• _GIVEN REQUEST_: All of the material below is to be retyped exactly.

• _STORED RECORDS_:
☆ ☆ ☆ ☆ ☆

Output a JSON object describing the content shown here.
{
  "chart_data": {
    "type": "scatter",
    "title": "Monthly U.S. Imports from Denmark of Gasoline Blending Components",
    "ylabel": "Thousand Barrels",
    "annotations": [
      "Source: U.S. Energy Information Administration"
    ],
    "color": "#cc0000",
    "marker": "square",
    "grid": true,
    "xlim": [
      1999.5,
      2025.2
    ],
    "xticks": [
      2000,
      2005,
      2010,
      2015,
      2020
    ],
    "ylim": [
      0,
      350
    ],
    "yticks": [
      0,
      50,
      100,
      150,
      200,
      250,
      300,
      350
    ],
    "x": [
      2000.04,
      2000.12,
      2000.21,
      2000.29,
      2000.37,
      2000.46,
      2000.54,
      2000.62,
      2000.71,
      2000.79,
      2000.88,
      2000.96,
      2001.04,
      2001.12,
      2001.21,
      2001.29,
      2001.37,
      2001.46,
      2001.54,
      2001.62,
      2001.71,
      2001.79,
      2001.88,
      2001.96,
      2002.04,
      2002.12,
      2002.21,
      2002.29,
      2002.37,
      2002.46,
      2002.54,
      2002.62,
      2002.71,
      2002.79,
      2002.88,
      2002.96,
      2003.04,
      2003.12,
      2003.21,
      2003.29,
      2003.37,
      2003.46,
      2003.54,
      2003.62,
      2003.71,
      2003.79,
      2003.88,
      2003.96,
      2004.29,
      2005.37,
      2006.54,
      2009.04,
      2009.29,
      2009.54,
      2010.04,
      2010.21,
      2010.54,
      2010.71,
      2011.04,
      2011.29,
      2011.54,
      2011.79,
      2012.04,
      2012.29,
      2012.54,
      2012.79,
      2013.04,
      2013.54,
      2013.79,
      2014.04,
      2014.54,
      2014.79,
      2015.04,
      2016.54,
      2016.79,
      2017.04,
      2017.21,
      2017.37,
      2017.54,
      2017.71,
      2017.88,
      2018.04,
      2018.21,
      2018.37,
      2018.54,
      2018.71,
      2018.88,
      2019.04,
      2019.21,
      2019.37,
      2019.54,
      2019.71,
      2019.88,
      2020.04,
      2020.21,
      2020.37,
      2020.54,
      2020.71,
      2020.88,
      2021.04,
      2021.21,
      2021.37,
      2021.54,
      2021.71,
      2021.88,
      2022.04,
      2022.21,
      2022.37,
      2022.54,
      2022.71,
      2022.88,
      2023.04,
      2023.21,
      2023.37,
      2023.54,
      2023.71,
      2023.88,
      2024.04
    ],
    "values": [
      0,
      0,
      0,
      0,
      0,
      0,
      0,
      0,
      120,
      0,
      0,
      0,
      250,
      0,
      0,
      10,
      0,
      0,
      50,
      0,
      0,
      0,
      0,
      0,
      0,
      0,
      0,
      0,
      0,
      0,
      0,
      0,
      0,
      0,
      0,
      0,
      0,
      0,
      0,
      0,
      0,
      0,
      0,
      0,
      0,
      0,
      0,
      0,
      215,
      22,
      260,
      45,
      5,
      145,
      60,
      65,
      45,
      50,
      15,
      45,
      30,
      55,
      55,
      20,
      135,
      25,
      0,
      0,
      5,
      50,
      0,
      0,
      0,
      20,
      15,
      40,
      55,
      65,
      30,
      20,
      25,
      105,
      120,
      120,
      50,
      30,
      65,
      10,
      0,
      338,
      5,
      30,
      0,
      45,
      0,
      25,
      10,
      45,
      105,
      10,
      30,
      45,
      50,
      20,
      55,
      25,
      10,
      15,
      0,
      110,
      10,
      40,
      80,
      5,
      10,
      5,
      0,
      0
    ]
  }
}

☆ ☆ ☆ ☆ ☆

• _OUTPUT FOR THIS TASK_:
Output a JSON object describing the content shown here.
{
  "chart_data": {
    "type": "scatter",
    "title": "Monthly U.S. Imports from Denmark of Gasoline Blending Components",
    "ylabel": "Thousand Barrels",
    "annotations": [
      "Source: U.S. Energy Information Administration"
    ],
    "color": "#cc0000",
    "marker": "square",
    "grid": true,
    "xlim": [
      1999.5,
      2025.2
    ],
    "xticks": [
      2000,
      2005,
      2010,
      2015,
      2020
    ],
    "ylim": [
      0,
      350
    ],
    "yticks": [
      0,
      50,
      100,
      150,
      200,
      250,
      300,
      350
    ],
    "x": [
      2000.04,
      2000.12,
      2000.21,
      2000.29,
      2000.37,
      2000.46,
      2000.54,
      2000.62,
      2000.71,
      2000.79,
      2000.88,
      2000.96,
      2001.04,
      2001.12,
      2001.21,
      2001.29,
      2001.37,
      2001.46,
      2001.54,
      2001.62,
      2001.71,
      2001.79,
      2001.88,
      2001.96,
      2002.04,
      2002.12,
      2002.21,
      2002.29,
      2002.37,
      2002.46,
      2002.54,
      2002.62,
      2002.71,
      2002.79,
      2002.88,
      2002.96,
      2003.04,
      2003.12,
      2003.21,
      2003.29,
      2003.37,
      2003.46,
      2003.54,
      2003.62,
      2003.71,
      2003.79,
      2003.88,
      2003.96,
      2004.29,
      2005.37,
      2006.54,
      2009.04,
      2009.29,
      2009.54,
      2010.04,
      2010.21,
      2010.54,
      2010.71,
      2011.04,
      2011.29,
      2011.54,
      2011.79,
      2012.04,
      2012.29,
      2012.54,
      2012.79,
      2013.04,
      2013.54,
      2013.79,
      2014.04,
      2014.54,
      2014.79,
      2015.04,
      2016.54,
      2016.79,
      2017.04,
      2017.21,
      2017.37,
      2017.54,
      2017.71,
      2017.88,
      2018.04,
      2018.21,
      2018.37,
      2018.54,
      2018.71,
      2018.88,
      2019.04,
      2019.21,
      2019.37,
      2019.54,
      2019.71,
      2019.88,
      2020.04,
      2020.21,
      2020.37,
      2020.54,
      2020.71,
      2020.88,
      2021.04,
      2021.21,
      2021.37,
      2021.54,
      2021.71,
      2021.88,
      2022.04,
      2022.21,
      2022.37,
      2022.54,
      2022.71,
      2022.88,
      2023.04,
      2023.21,
      2023.37,
      2023.54,
      2023.71,
      2023.88,
      2024.04
    ],
    "values": [
      0,
      0,
      0,
      0,
      0,
      0,
      0,
      0,
      120,
      0,
      0,
      0,
      250,
      0,
      0,
      10,
      0,
      0,
      50,
      0,
      0,
      0,
      0,
      0,
      0,
      0,
      0,
      0,
      0,
      0,
      0,
      0,
      0,
      0,
      0,
      0,
      0,
      0,
      0,
      0,
      0,
      0,
      0,
      0,
      0,
      0,
      0,
      0,
      215,
      22,
      260,
      45,
      5,
      145,
      60,
      65,
      45,
      50,
      15,
      45,
      30,
      55,
      55,
      20,
      135,
      25,
      0,
      0,
      5,
      50,
      0,
      0,
      0,
      20,
      15,
      40,
      55,
      65,
      30,
      20,
      25,
      105,
      120,
      120,
      50,
      30,
      65,
      10,
      0,
      338,
      5,
      30,
      0,
      45,
      0,
      25,
      10,
      45,
      105,
      10,
      30,
      45,
      50,
      20,
      55,
      25,
      10,
      15,
      0,
      110,
      10,
      40,
      80,
      5,
      10,
      5,
      0,
      0
    ]
  }
}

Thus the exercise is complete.